* _What the task requires_: Without the images, output each record below as it stands.

* _Exercise input_:
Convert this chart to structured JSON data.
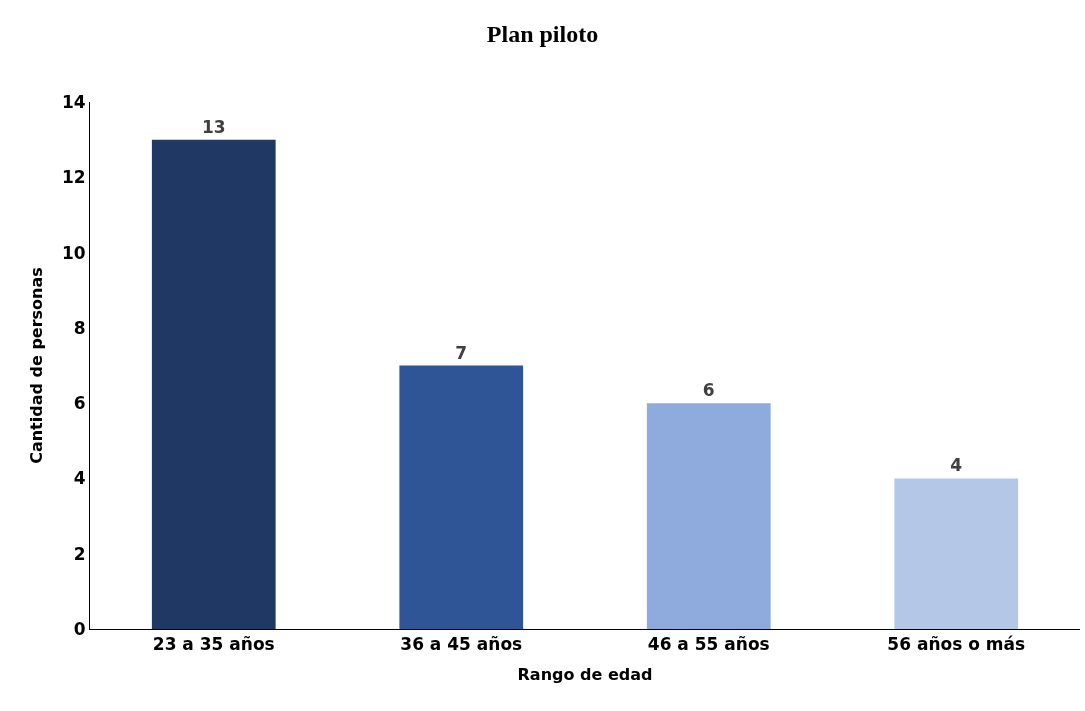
{
  "chart_data": {
    "type": "bar",
    "title": "Plan piloto",
    "xlabel": "Rango de edad",
    "ylabel": "Cantidad de personas",
    "categories": [
      "23 a 35 años",
      "36 a 45 años",
      "46 a 55 años",
      "56 años o más"
    ],
    "values": [
      13,
      7,
      6,
      4
    ],
    "colors": [
      "#203864",
      "#2f5597",
      "#8faadc",
      "#b4c7e7"
    ],
    "ylim": [
      0,
      14
    ],
    "yticks": [
      0,
      2,
      4,
      6,
      8,
      10,
      12,
      14
    ],
    "data_labels": true
  }
}
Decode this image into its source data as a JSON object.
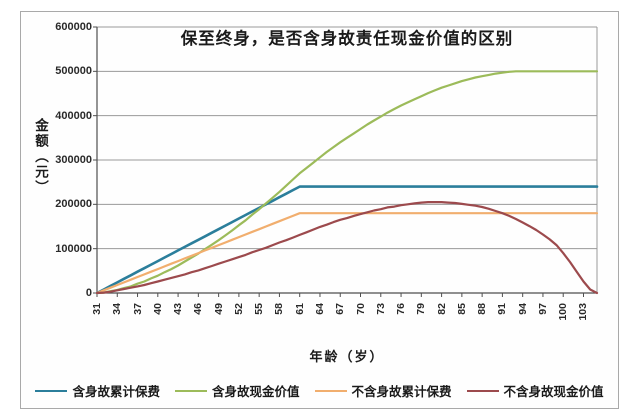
{
  "chart_data": {
    "type": "line",
    "title": "保至终身，是否含身故责任现金价值的区别",
    "xlabel": "年龄（岁）",
    "ylabel": "金额（元）",
    "x_age_start": 31,
    "x_age_end": 105,
    "x_tick_labels": [
      "31",
      "34",
      "37",
      "40",
      "43",
      "46",
      "49",
      "52",
      "55",
      "58",
      "61",
      "64",
      "67",
      "70",
      "73",
      "76",
      "79",
      "82",
      "85",
      "88",
      "91",
      "94",
      "97",
      "100",
      "103"
    ],
    "y_ticks": [
      0,
      100000,
      200000,
      300000,
      400000,
      500000,
      600000
    ],
    "ylim": [
      0,
      600000
    ],
    "grid": true,
    "legend_position": "bottom",
    "value_unit_multiplier": 1000,
    "series": [
      {
        "name": "含身故累计保费",
        "color": "#2b7e9b",
        "values_k": [
          0,
          8,
          16,
          24,
          32,
          40,
          48,
          56,
          64,
          72,
          80,
          88,
          96,
          104,
          112,
          120,
          128,
          136,
          144,
          152,
          160,
          168,
          176,
          184,
          192,
          200,
          208,
          216,
          224,
          232,
          240,
          240,
          240,
          240,
          240,
          240,
          240,
          240,
          240,
          240,
          240,
          240,
          240,
          240,
          240,
          240,
          240,
          240,
          240,
          240,
          240,
          240,
          240,
          240,
          240,
          240,
          240,
          240,
          240,
          240,
          240,
          240,
          240,
          240,
          240,
          240,
          240,
          240,
          240,
          240,
          240,
          240,
          240,
          240,
          240
        ]
      },
      {
        "name": "含身故现金价值",
        "color": "#9cbb5a",
        "values_k": [
          0,
          1,
          4,
          7,
          11,
          15,
          21,
          26,
          33,
          39,
          47,
          54,
          62,
          71,
          80,
          89,
          99,
          109,
          119,
          130,
          141,
          153,
          164,
          177,
          189,
          202,
          215,
          228,
          242,
          256,
          270,
          282,
          294,
          306,
          318,
          329,
          340,
          350,
          360,
          370,
          380,
          389,
          398,
          407,
          415,
          423,
          430,
          437,
          444,
          451,
          457,
          463,
          468,
          473,
          478,
          482,
          486,
          489,
          492,
          495,
          497,
          499,
          500,
          500,
          500,
          500,
          500,
          500,
          500,
          500,
          500,
          500,
          500,
          500,
          500
        ]
      },
      {
        "name": "不含身故累计保费",
        "color": "#f1ae6e",
        "values_k": [
          0,
          6,
          12,
          18,
          24,
          30,
          36,
          42,
          48,
          54,
          60,
          66,
          72,
          78,
          84,
          90,
          96,
          102,
          108,
          114,
          120,
          126,
          132,
          138,
          144,
          150,
          156,
          162,
          168,
          174,
          180,
          180,
          180,
          180,
          180,
          180,
          180,
          180,
          180,
          180,
          180,
          180,
          180,
          180,
          180,
          180,
          180,
          180,
          180,
          180,
          180,
          180,
          180,
          180,
          180,
          180,
          180,
          180,
          180,
          180,
          180,
          180,
          180,
          180,
          180,
          180,
          180,
          180,
          180,
          180,
          180,
          180,
          180,
          180,
          180
        ]
      },
      {
        "name": "不含身故现金价值",
        "color": "#9c4a4d",
        "values_k": [
          0,
          1,
          3,
          6,
          9,
          12,
          15,
          18,
          22,
          26,
          30,
          34,
          38,
          42,
          47,
          51,
          56,
          61,
          66,
          71,
          76,
          81,
          86,
          92,
          97,
          102,
          108,
          114,
          119,
          125,
          131,
          137,
          143,
          149,
          154,
          160,
          165,
          169,
          174,
          178,
          182,
          186,
          189,
          193,
          195,
          198,
          200,
          202,
          204,
          205,
          205,
          205,
          204,
          203,
          201,
          199,
          197,
          194,
          190,
          185,
          180,
          174,
          167,
          159,
          151,
          142,
          132,
          121,
          108,
          90,
          70,
          48,
          26,
          8,
          0
        ]
      }
    ],
    "colors": {
      "grid": "#999999",
      "axis": "#4f4f4f",
      "frame_border": "#a9a9a9"
    }
  }
}
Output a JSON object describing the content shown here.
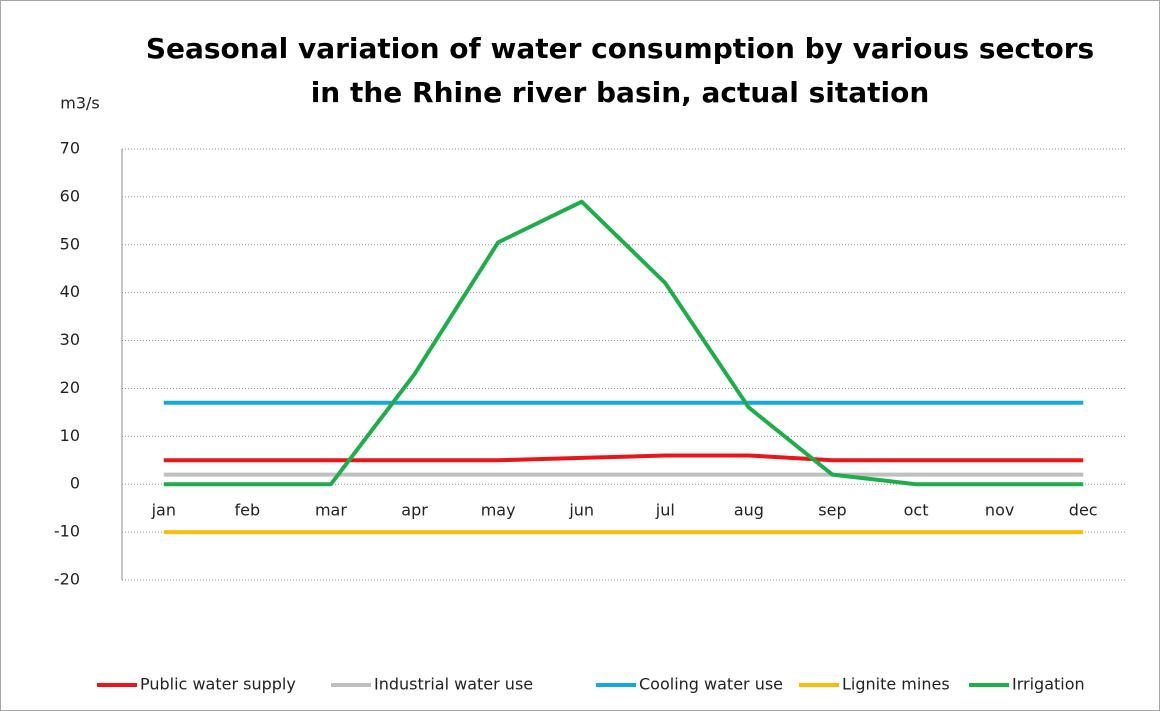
{
  "chart_data": {
    "type": "line",
    "title": [
      "Seasonal variation of water consumption by various sectors",
      "in the Rhine river basin, actual sitation"
    ],
    "y_label": "m3/s",
    "categories": [
      "jan",
      "feb",
      "mar",
      "apr",
      "may",
      "jun",
      "jul",
      "aug",
      "sep",
      "oct",
      "nov",
      "dec"
    ],
    "series": [
      {
        "name": "Public water supply",
        "color": "#e8151b",
        "values": [
          5,
          5,
          5,
          5,
          5,
          5.5,
          6,
          6,
          5,
          5,
          5,
          5
        ]
      },
      {
        "name": "Industrial water use",
        "color": "#bfbfbf",
        "values": [
          2,
          2,
          2,
          2,
          2,
          2,
          2,
          2,
          2,
          2,
          2,
          2
        ]
      },
      {
        "name": "Cooling water use",
        "color": "#14a8e0",
        "values": [
          17,
          17,
          17,
          17,
          17,
          17,
          17,
          17,
          17,
          17,
          17,
          17
        ]
      },
      {
        "name": "Lignite mines",
        "color": "#fbbc0f",
        "values": [
          -10,
          -10,
          -10,
          -10,
          -10,
          -10,
          -10,
          -10,
          -10,
          -10,
          -10,
          -10
        ]
      },
      {
        "name": "Irrigation",
        "color": "#1fad4b",
        "values": [
          0,
          0,
          0,
          23,
          50.5,
          59,
          42,
          16,
          2,
          0,
          0,
          0
        ]
      }
    ],
    "ylim": [
      -20,
      70
    ],
    "yticks": [
      -20,
      -10,
      0,
      10,
      20,
      30,
      40,
      50,
      60,
      70
    ],
    "grid": true,
    "legend": "bottom"
  }
}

* _Exercise result_:
Convert this chart to structured JSON data.
{
  "chart_data": {
    "type": "bar",
    "title": "Plan piloto",
    "xlabel": "Rango de edad",
    "ylabel": "Cantidad de personas",
    "categories": [
      "23 a 35 años",
      "36 a 45 años",
      "46 a 55 años",
      "56 años o más"
    ],
    "values": [
      13,
      7,
      6,
      4
    ],
    "colors": [
      "#203864",
      "#2f5597",
      "#8faadc",
      "#b4c7e7"
    ],
    "ylim": [
      0,
      14
    ],
    "yticks": [
      0,
      2,
      4,
      6,
      8,
      10,
      12,
      14
    ],
    "data_labels": true
  }
}
Decode this image into its source data as a JSON object.
{
  "chart_data": {
    "type": "line",
    "title": "保至终身，是否含身故责任现金价值的区别",
    "xlabel": "年龄（岁）",
    "ylabel": "金额（元）",
    "x_age_start": 31,
    "x_age_end": 105,
    "x_tick_labels": [
      "31",
      "34",
      "37",
      "40",
      "43",
      "46",
      "49",
      "52",
      "55",
      "58",
      "61",
      "64",
      "67",
      "70",
      "73",
      "76",
      "79",
      "82",
      "85",
      "88",
      "91",
      "94",
      "97",
      "100",
      "103"
    ],
    "y_ticks": [
      0,
      100000,
      200000,
      300000,
      400000,
      500000,
      600000
    ],
    "ylim": [
      0,
      600000
    ],
    "grid": true,
    "legend_position": "bottom",
    "value_unit_multiplier": 1000,
    "series": [
      {
        "name": "含身故累计保费",
        "color": "#2b7e9b",
        "values_k": [
          0,
          8,
          16,
          24,
          32,
          40,
          48,
          56,
          64,
          72,
          80,
          88,
          96,
          104,
          112,
          120,
          128,
          136,
          144,
          152,
          160,
          168,
          176,
          184,
          192,
          200,
          208,
          216,
          224,
          232,
          240,
          240,
          240,
          240,
          240,
          240,
          240,
          240,
          240,
          240,
          240,
          240,
          240,
          240,
          240,
          240,
          240,
          240,
          240,
          240,
          240,
          240,
          240,
          240,
          240,
          240,
          240,
          240,
          240,
          240,
          240,
          240,
          240,
          240,
          240,
          240,
          240,
          240,
          240,
          240,
          240,
          240,
          240,
          240,
          240
        ]
      },
      {
        "name": "含身故现金价值",
        "color": "#9cbb5a",
        "values_k": [
          0,
          1,
          4,
          7,
          11,
          15,
          21,
          26,
          33,
          39,
          47,
          54,
          62,
          71,
          80,
          89,
          99,
          109,
          119,
          130,
          141,
          153,
          164,
          177,
          189,
          202,
          215,
          228,
          242,
          256,
          270,
          282,
          294,
          306,
          318,
          329,
          340,
          350,
          360,
          370,
          380,
          389,
          398,
          407,
          415,
          423,
          430,
          437,
          444,
          451,
          457,
          463,
          468,
          473,
          478,
          482,
          486,
          489,
          492,
          495,
          497,
          499,
          500,
          500,
          500,
          500,
          500,
          500,
          500,
          500,
          500,
          500,
          500,
          500,
          500
        ]
      },
      {
        "name": "不含身故累计保费",
        "color": "#f1ae6e",
        "values_k": [
          0,
          6,
          12,
          18,
          24,
          30,
          36,
          42,
          48,
          54,
          60,
          66,
          72,
          78,
          84,
          90,
          96,
          102,
          108,
          114,
          120,
          126,
          132,
          138,
          144,
          150,
          156,
          162,
          168,
          174,
          180,
          180,
          180,
          180,
          180,
          180,
          180,
          180,
          180,
          180,
          180,
          180,
          180,
          180,
          180,
          180,
          180,
          180,
          180,
          180,
          180,
          180,
          180,
          180,
          180,
          180,
          180,
          180,
          180,
          180,
          180,
          180,
          180,
          180,
          180,
          180,
          180,
          180,
          180,
          180,
          180,
          180,
          180,
          180,
          180
        ]
      },
      {
        "name": "不含身故现金价值",
        "color": "#9c4a4d",
        "values_k": [
          0,
          1,
          3,
          6,
          9,
          12,
          15,
          18,
          22,
          26,
          30,
          34,
          38,
          42,
          47,
          51,
          56,
          61,
          66,
          71,
          76,
          81,
          86,
          92,
          97,
          102,
          108,
          114,
          119,
          125,
          131,
          137,
          143,
          149,
          154,
          160,
          165,
          169,
          174,
          178,
          182,
          186,
          189,
          193,
          195,
          198,
          200,
          202,
          204,
          205,
          205,
          205,
          204,
          203,
          201,
          199,
          197,
          194,
          190,
          185,
          180,
          174,
          167,
          159,
          151,
          142,
          132,
          121,
          108,
          90,
          70,
          48,
          26,
          8,
          0
        ]
      }
    ],
    "colors": {
      "grid": "#999999",
      "axis": "#4f4f4f",
      "frame_border": "#a9a9a9"
    }
  }
}
Output a JSON object describing the content shown here.
{
  "chart_data": {
    "type": "line",
    "title": [
      "Seasonal variation of water consumption by various sectors",
      "in the Rhine river basin, actual sitation"
    ],
    "y_label": "m3/s",
    "categories": [
      "jan",
      "feb",
      "mar",
      "apr",
      "may",
      "jun",
      "jul",
      "aug",
      "sep",
      "oct",
      "nov",
      "dec"
    ],
    "series": [
      {
        "name": "Public water supply",
        "color": "#e8151b",
        "values": [
          5,
          5,
          5,
          5,
          5,
          5.5,
          6,
          6,
          5,
          5,
          5,
          5
        ]
      },
      {
        "name": "Industrial water use",
        "color": "#bfbfbf",
        "values": [
          2,
          2,
          2,
          2,
          2,
          2,
          2,
          2,
          2,
          2,
          2,
          2
        ]
      },
      {
        "name": "Cooling water use",
        "color": "#14a8e0",
        "values": [
          17,
          17,
          17,
          17,
          17,
          17,
          17,
          17,
          17,
          17,
          17,
          17
        ]
      },
      {
        "name": "Lignite mines",
        "color": "#fbbc0f",
        "values": [
          -10,
          -10,
          -10,
          -10,
          -10,
          -10,
          -10,
          -10,
          -10,
          -10,
          -10,
          -10
        ]
      },
      {
        "name": "Irrigation",
        "color": "#1fad4b",
        "values": [
          0,
          0,
          0,
          23,
          50.5,
          59,
          42,
          16,
          2,
          0,
          0,
          0
        ]
      }
    ],
    "ylim": [
      -20,
      70
    ],
    "yticks": [
      -20,
      -10,
      0,
      10,
      20,
      30,
      40,
      50,
      60,
      70
    ],
    "grid": true,
    "legend": "bottom"
  }
}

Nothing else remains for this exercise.